Dataset items:
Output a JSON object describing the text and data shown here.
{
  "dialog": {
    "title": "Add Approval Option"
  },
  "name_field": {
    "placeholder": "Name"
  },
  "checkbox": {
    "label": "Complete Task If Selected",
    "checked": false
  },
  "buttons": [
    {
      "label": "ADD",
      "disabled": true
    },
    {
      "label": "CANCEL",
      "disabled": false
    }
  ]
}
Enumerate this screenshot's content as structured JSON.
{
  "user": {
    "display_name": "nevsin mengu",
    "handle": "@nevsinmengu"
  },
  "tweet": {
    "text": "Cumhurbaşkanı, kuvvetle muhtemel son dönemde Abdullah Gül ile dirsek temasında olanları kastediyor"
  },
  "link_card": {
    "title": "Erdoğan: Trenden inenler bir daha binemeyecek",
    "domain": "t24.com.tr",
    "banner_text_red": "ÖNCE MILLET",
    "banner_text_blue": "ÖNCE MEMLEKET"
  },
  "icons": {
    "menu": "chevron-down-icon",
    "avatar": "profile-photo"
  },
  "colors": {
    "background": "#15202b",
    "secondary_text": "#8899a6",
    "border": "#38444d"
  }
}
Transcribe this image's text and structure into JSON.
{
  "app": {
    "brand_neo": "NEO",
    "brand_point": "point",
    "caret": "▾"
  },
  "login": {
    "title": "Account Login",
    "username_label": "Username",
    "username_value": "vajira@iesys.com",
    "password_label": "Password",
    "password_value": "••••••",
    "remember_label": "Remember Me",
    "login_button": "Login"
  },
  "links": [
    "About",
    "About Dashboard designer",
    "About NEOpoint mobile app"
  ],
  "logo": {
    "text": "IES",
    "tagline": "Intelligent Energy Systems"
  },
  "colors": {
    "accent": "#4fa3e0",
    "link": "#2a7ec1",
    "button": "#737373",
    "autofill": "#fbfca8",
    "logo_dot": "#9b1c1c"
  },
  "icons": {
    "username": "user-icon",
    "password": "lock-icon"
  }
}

**AIM OF THE TASK**
Please reproduce the entire listing, exactly as shown.

**ANSWER TO THIS EXERCISE**
Output a JSON object describing the text and data shown here.
{
  "dialog": {
    "title": "Add Approval Option"
  },
  "name_field": {
    "placeholder": "Name"
  },
  "checkbox": {
    "label": "Complete Task If Selected",
    "checked": false
  },
  "buttons": [
    {
      "label": "ADD",
      "disabled": true
    },
    {
      "label": "CANCEL",
      "disabled": false
    }
  ]
}
Enumerate this screenshot's content as structured JSON.
{
  "user": {
    "display_name": "nevsin mengu",
    "handle": "@nevsinmengu"
  },
  "tweet": {
    "text": "Cumhurbaşkanı, kuvvetle muhtemel son dönemde Abdullah Gül ile dirsek temasında olanları kastediyor"
  },
  "link_card": {
    "title": "Erdoğan: Trenden inenler bir daha binemeyecek",
    "domain": "t24.com.tr",
    "banner_text_red": "ÖNCE MILLET",
    "banner_text_blue": "ÖNCE MEMLEKET"
  },
  "icons": {
    "menu": "chevron-down-icon",
    "avatar": "profile-photo"
  },
  "colors": {
    "background": "#15202b",
    "secondary_text": "#8899a6",
    "border": "#38444d"
  }
}
Transcribe this image's text and structure into JSON.
{
  "app": {
    "brand_neo": "NEO",
    "brand_point": "point",
    "caret": "▾"
  },
  "login": {
    "title": "Account Login",
    "username_label": "Username",
    "username_value": "vajira@iesys.com",
    "password_label": "Password",
    "password_value": "••••••",
    "remember_label": "Remember Me",
    "login_button": "Login"
  },
  "links": [
    "About",
    "About Dashboard designer",
    "About NEOpoint mobile app"
  ],
  "logo": {
    "text": "IES",
    "tagline": "Intelligent Energy Systems"
  },
  "colors": {
    "accent": "#4fa3e0",
    "link": "#2a7ec1",
    "button": "#737373",
    "autofill": "#fbfca8",
    "logo_dot": "#9b1c1c"
  },
  "icons": {
    "username": "user-icon",
    "password": "lock-icon"
  }
}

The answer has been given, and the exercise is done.